[Given request]
Leave every picture out and write out the records below exactly.

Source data
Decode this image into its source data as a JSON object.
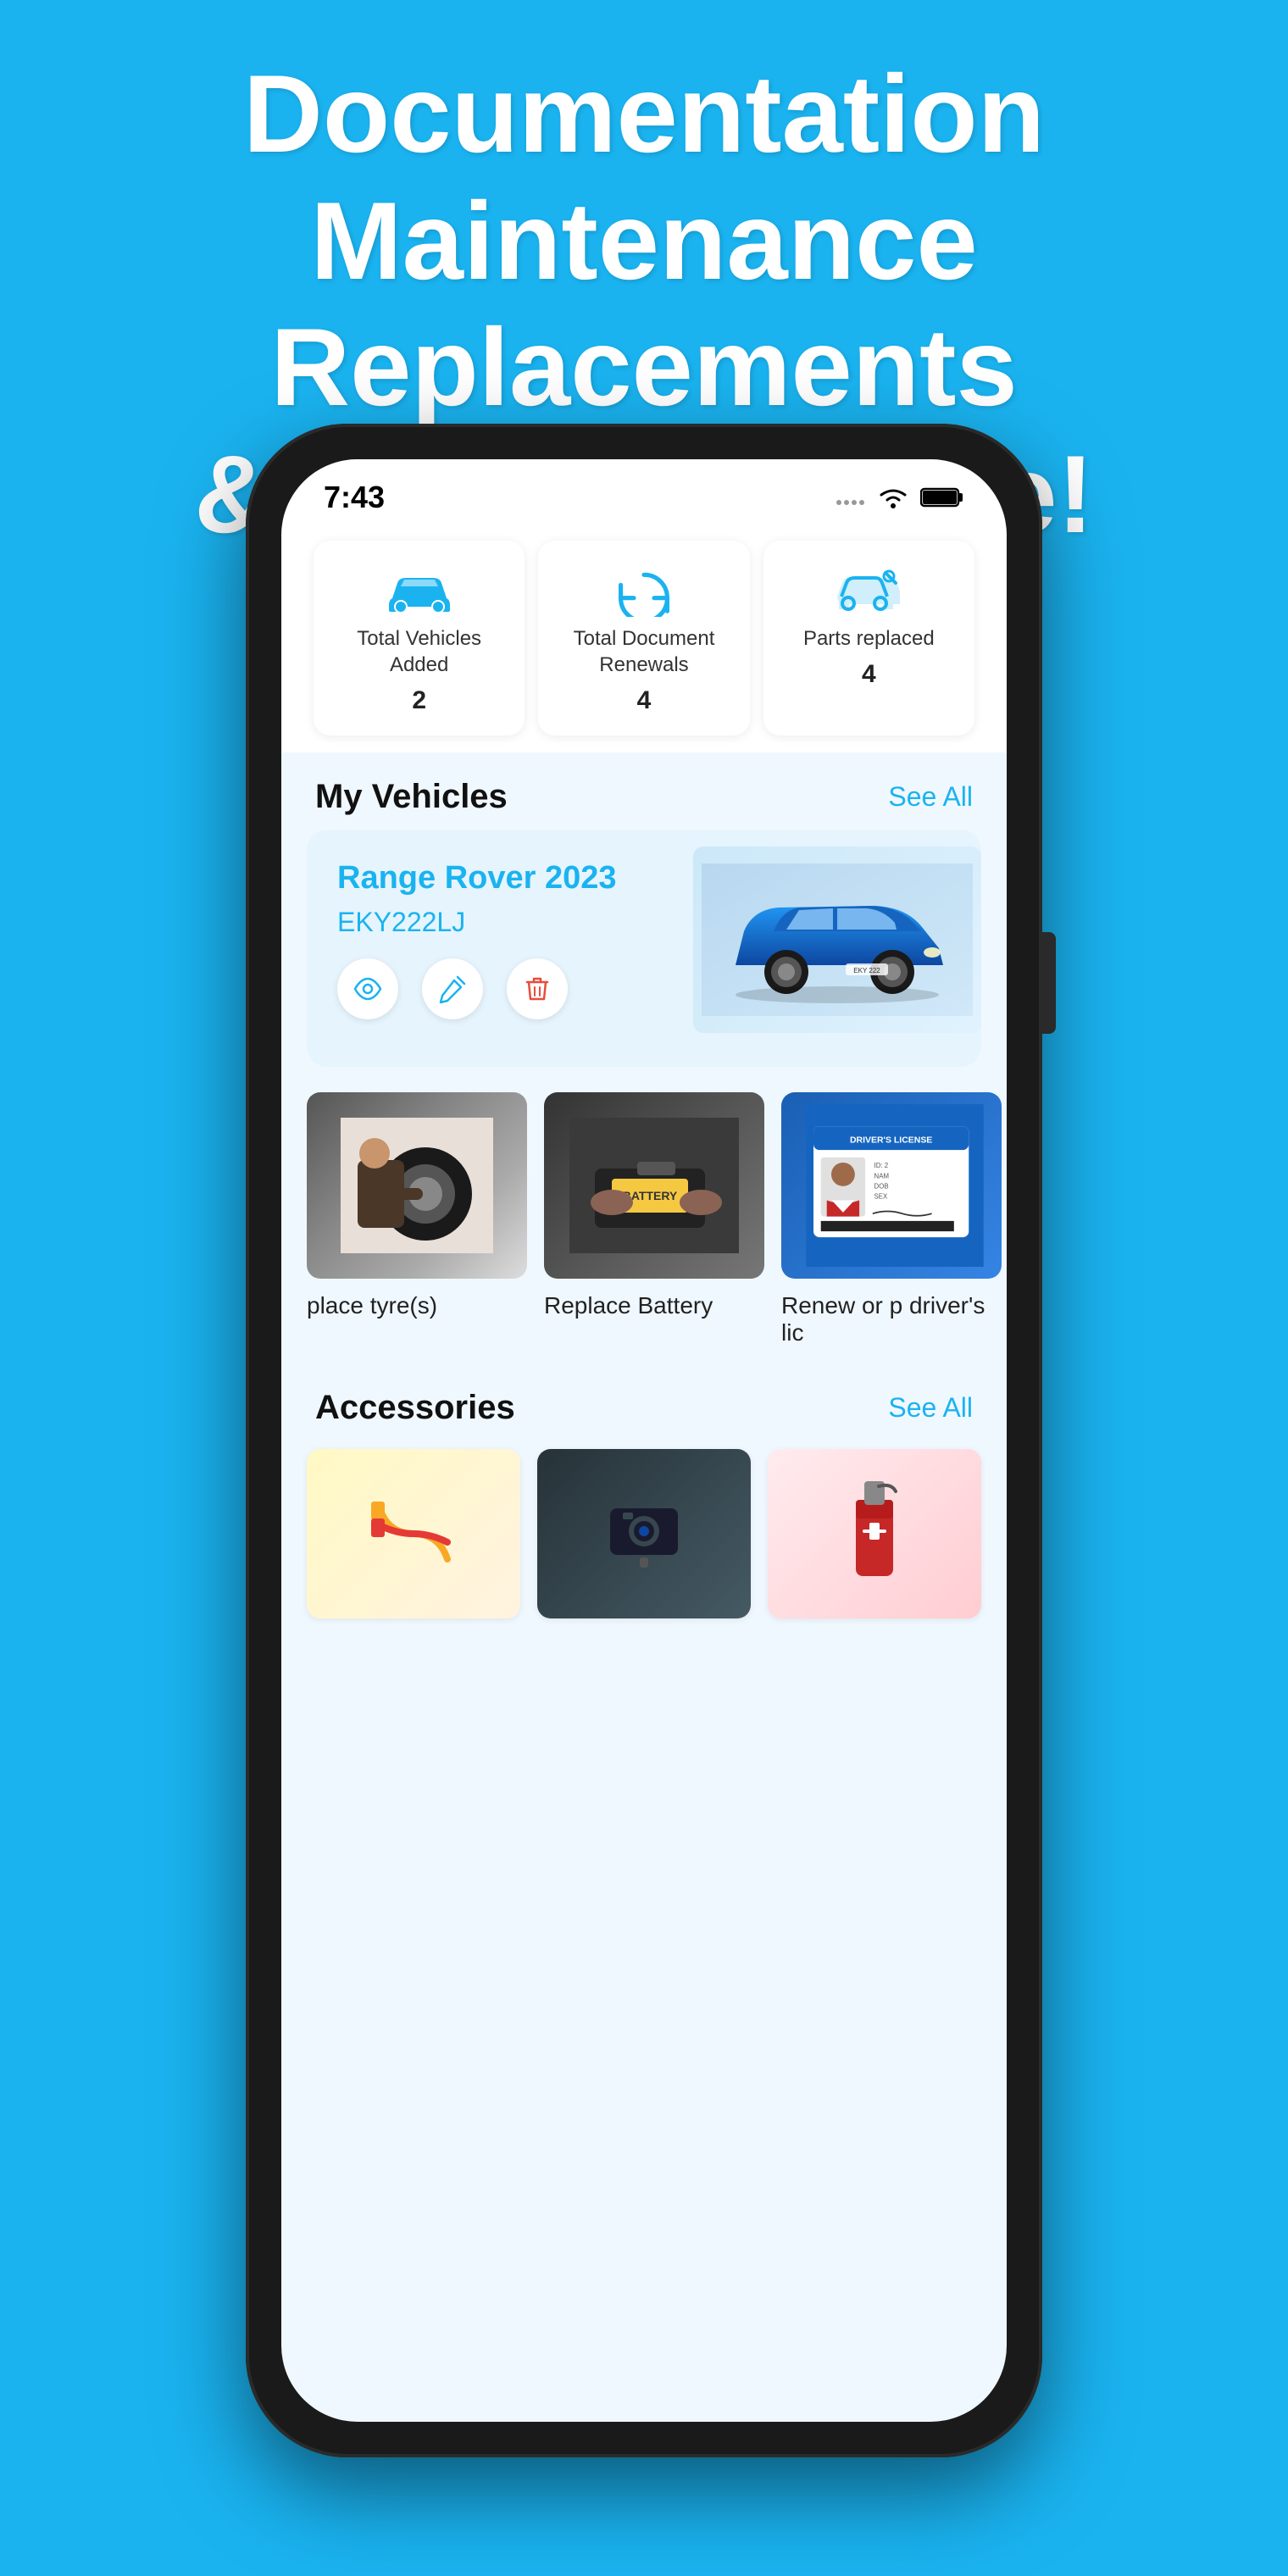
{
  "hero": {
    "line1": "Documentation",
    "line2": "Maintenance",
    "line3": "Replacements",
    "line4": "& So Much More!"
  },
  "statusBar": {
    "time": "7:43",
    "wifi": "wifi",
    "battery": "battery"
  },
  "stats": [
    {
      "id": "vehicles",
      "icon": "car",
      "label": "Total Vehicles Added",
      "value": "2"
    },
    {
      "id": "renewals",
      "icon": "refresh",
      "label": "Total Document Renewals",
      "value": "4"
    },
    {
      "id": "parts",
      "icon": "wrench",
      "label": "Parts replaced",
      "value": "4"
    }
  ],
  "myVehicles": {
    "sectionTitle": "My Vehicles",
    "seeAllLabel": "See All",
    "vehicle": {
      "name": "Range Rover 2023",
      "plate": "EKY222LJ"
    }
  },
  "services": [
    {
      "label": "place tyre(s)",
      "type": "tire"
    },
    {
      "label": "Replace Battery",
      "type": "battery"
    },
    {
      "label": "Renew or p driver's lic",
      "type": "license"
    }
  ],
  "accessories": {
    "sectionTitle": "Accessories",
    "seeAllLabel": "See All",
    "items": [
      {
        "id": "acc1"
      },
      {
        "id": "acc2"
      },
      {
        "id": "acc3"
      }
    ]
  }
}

[Exercise output]
Decode this image into its source data as a JSON object.
{
  "hero": {
    "line1": "Documentation",
    "line2": "Maintenance",
    "line3": "Replacements",
    "line4": "& So Much More!"
  },
  "statusBar": {
    "time": "7:43",
    "wifi": "wifi",
    "battery": "battery"
  },
  "stats": [
    {
      "id": "vehicles",
      "icon": "car",
      "label": "Total Vehicles Added",
      "value": "2"
    },
    {
      "id": "renewals",
      "icon": "refresh",
      "label": "Total Document Renewals",
      "value": "4"
    },
    {
      "id": "parts",
      "icon": "wrench",
      "label": "Parts replaced",
      "value": "4"
    }
  ],
  "myVehicles": {
    "sectionTitle": "My Vehicles",
    "seeAllLabel": "See All",
    "vehicle": {
      "name": "Range Rover 2023",
      "plate": "EKY222LJ"
    }
  },
  "services": [
    {
      "label": "place tyre(s)",
      "type": "tire"
    },
    {
      "label": "Replace Battery",
      "type": "battery"
    },
    {
      "label": "Renew or p driver's lic",
      "type": "license"
    }
  ],
  "accessories": {
    "sectionTitle": "Accessories",
    "seeAllLabel": "See All",
    "items": [
      {
        "id": "acc1"
      },
      {
        "id": "acc2"
      },
      {
        "id": "acc3"
      }
    ]
  }
}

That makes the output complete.